Rows from a figure dataset
BEGIN
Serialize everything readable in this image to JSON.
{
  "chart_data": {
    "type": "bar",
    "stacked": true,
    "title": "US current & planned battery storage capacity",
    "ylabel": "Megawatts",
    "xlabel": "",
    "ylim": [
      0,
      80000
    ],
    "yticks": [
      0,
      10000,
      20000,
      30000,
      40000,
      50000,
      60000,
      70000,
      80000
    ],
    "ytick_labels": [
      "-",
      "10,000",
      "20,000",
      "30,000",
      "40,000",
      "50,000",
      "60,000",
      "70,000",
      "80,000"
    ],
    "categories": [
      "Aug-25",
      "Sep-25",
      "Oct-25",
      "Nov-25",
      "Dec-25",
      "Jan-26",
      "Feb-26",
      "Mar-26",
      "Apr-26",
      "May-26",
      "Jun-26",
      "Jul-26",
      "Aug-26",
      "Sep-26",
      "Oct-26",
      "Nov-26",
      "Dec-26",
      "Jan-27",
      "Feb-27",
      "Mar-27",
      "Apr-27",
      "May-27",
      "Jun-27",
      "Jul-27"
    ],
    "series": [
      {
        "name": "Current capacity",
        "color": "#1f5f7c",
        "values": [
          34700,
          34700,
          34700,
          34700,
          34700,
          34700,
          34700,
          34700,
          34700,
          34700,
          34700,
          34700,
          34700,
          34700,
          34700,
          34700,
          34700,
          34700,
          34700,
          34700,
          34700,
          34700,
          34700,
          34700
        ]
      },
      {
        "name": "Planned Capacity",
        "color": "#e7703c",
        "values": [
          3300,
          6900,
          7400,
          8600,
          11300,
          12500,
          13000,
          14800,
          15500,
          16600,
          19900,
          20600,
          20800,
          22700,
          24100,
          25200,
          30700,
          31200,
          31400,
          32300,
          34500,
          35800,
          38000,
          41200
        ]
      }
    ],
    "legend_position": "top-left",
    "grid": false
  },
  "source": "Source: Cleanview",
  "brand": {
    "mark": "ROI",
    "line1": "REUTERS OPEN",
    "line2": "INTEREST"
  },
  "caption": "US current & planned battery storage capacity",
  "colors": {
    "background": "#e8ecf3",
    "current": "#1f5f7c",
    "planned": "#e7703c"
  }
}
END
BEGIN
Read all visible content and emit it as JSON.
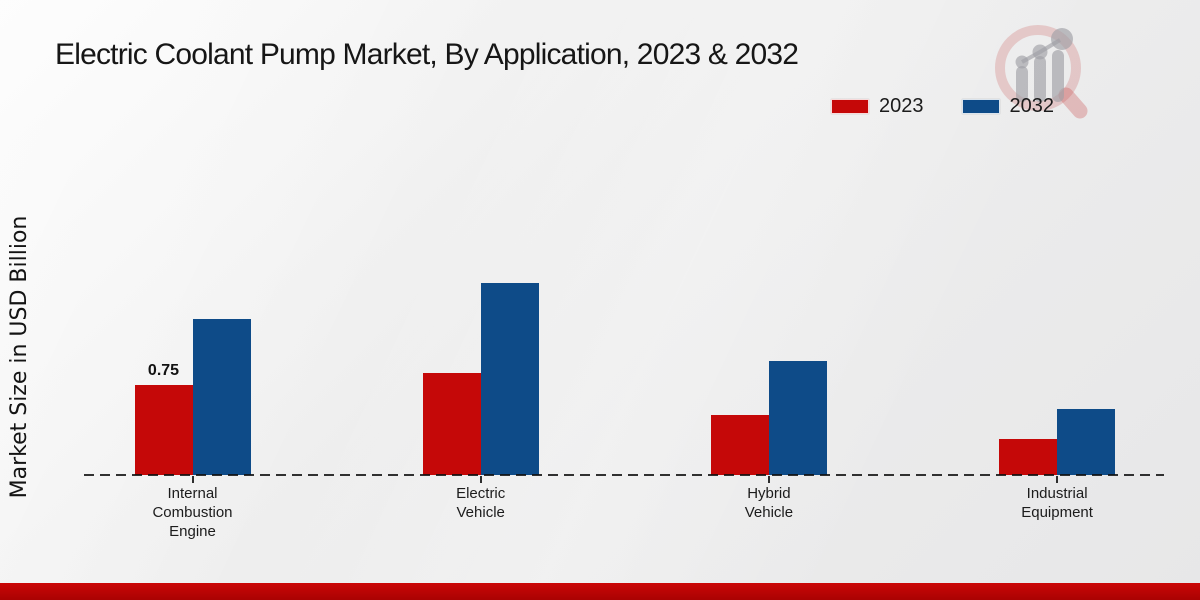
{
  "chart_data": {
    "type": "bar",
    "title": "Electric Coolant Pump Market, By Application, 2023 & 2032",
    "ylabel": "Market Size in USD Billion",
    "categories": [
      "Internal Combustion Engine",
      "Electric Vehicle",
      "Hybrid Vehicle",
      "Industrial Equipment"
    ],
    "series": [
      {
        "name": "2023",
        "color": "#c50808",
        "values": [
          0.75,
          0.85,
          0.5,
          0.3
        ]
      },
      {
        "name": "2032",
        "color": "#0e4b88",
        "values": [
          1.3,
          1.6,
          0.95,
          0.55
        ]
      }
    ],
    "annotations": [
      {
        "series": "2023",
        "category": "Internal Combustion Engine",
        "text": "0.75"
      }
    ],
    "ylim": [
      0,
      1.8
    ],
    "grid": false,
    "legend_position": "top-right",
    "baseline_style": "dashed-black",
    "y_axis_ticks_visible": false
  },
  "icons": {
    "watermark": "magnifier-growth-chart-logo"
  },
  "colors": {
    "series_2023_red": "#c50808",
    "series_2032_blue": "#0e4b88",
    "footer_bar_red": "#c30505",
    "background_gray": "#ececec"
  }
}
END
BEGIN
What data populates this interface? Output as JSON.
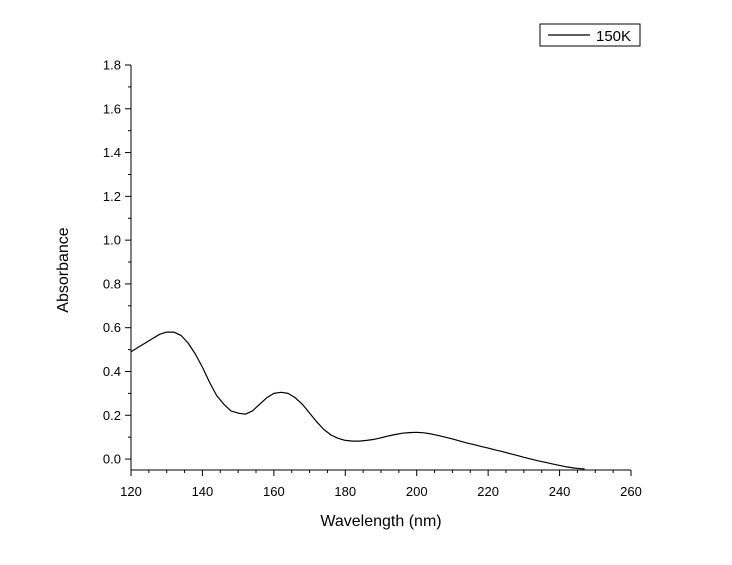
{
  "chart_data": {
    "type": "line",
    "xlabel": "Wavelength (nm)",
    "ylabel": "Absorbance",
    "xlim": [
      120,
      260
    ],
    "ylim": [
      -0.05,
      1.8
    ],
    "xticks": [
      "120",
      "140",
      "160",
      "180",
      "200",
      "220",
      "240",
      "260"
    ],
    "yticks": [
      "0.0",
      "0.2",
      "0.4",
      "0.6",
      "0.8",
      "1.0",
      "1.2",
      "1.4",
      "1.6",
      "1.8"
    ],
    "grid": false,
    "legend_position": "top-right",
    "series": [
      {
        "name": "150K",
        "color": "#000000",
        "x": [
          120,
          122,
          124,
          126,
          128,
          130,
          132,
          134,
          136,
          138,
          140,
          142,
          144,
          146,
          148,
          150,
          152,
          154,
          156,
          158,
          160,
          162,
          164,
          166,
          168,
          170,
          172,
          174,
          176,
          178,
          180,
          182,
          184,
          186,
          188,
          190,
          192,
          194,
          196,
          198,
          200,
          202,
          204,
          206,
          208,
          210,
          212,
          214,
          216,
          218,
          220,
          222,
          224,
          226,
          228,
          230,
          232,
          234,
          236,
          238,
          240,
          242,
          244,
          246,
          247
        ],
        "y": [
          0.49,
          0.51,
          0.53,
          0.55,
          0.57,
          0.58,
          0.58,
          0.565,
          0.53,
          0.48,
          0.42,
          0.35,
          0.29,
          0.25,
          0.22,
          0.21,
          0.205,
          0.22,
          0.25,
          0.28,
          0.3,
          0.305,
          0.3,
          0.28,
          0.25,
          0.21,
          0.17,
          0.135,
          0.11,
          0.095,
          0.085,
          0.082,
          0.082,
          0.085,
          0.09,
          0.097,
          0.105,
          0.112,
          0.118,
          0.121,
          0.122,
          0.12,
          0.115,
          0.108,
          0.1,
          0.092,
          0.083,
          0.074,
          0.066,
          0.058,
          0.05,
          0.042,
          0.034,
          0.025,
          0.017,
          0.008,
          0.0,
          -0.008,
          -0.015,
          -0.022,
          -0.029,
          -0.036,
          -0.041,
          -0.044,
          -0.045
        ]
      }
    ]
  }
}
END
▸ Instructions to follow: Pull out every line of the entries that includes the word "Engine".

▸ Solved exercise:
      "Internal Combustion Engine",
        "category": "Internal Combustion Engine",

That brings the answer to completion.